STORED ROWS>
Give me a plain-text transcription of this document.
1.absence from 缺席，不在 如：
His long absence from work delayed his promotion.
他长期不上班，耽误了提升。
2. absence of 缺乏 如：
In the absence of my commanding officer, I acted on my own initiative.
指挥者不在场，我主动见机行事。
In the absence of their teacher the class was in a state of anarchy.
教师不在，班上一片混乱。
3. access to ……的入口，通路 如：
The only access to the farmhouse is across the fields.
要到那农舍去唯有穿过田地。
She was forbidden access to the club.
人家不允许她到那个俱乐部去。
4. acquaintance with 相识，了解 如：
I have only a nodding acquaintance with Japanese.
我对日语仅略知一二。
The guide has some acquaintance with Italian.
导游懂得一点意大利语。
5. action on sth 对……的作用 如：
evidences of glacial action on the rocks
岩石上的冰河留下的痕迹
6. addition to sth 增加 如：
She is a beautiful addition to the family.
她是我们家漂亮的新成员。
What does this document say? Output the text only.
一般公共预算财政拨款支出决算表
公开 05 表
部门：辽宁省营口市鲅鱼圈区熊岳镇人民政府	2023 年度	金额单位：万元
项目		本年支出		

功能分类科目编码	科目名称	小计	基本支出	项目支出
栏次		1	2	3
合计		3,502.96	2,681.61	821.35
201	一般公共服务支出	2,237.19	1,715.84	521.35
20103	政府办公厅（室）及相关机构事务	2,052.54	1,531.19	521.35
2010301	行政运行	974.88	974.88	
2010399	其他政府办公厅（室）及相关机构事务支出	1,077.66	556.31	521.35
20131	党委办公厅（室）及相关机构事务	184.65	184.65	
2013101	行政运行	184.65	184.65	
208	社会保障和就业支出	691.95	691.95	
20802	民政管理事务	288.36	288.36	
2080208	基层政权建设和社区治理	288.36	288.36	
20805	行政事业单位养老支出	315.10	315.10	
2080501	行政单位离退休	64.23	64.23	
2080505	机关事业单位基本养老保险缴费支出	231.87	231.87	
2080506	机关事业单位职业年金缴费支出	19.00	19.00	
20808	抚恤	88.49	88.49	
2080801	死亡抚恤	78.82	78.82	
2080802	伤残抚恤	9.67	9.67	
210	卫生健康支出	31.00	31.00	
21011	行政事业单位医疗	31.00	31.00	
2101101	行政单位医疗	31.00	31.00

WHAT NEEDS TO BE DONE> Write the listing out again, exactly as shown above.

FULL RESPONSE>
Give me a plain-text transcription of this document.
1.absence from 缺席，不在 如：
His long absence from work delayed his promotion.
他长期不上班，耽误了提升。
2. absence of 缺乏 如：
In the absence of my commanding officer, I acted on my own initiative.
指挥者不在场，我主动见机行事。
In the absence of their teacher the class was in a state of anarchy.
教师不在，班上一片混乱。
3. access to ……的入口，通路 如：
The only access to the farmhouse is across the fields.
要到那农舍去唯有穿过田地。
She was forbidden access to the club.
人家不允许她到那个俱乐部去。
4. acquaintance with 相识，了解 如：
I have only a nodding acquaintance with Japanese.
我对日语仅略知一二。
The guide has some acquaintance with Italian.
导游懂得一点意大利语。
5. action on sth 对……的作用 如：
evidences of glacial action on the rocks
岩石上的冰河留下的痕迹
6. addition to sth 增加 如：
She is a beautiful addition to the family.
她是我们家漂亮的新成员。
What does this document say? Output the text only.
一般公共预算财政拨款支出决算表
公开 05 表
部门：辽宁省营口市鲅鱼圈区熊岳镇人民政府	2023 年度	金额单位：万元
项目		本年支出		

功能分类科目编码	科目名称	小计	基本支出	项目支出
栏次		1	2	3
合计		3,502.96	2,681.61	821.35
201	一般公共服务支出	2,237.19	1,715.84	521.35
20103	政府办公厅（室）及相关机构事务	2,052.54	1,531.19	521.35
2010301	行政运行	974.88	974.88	
2010399	其他政府办公厅（室）及相关机构事务支出	1,077.66	556.31	521.35
20131	党委办公厅（室）及相关机构事务	184.65	184.65	
2013101	行政运行	184.65	184.65	
208	社会保障和就业支出	691.95	691.95	
20802	民政管理事务	288.36	288.36	
2080208	基层政权建设和社区治理	288.36	288.36	
20805	行政事业单位养老支出	315.10	315.10	
2080501	行政单位离退休	64.23	64.23	
2080505	机关事业单位基本养老保险缴费支出	231.87	231.87	
2080506	机关事业单位职业年金缴费支出	19.00	19.00	
20808	抚恤	88.49	88.49	
2080801	死亡抚恤	78.82	78.82	
2080802	伤残抚恤	9.67	9.67	
210	卫生健康支出	31.00	31.00	
21011	行政事业单位医疗	31.00	31.00	
2101101	行政单位医疗	31.00	31.00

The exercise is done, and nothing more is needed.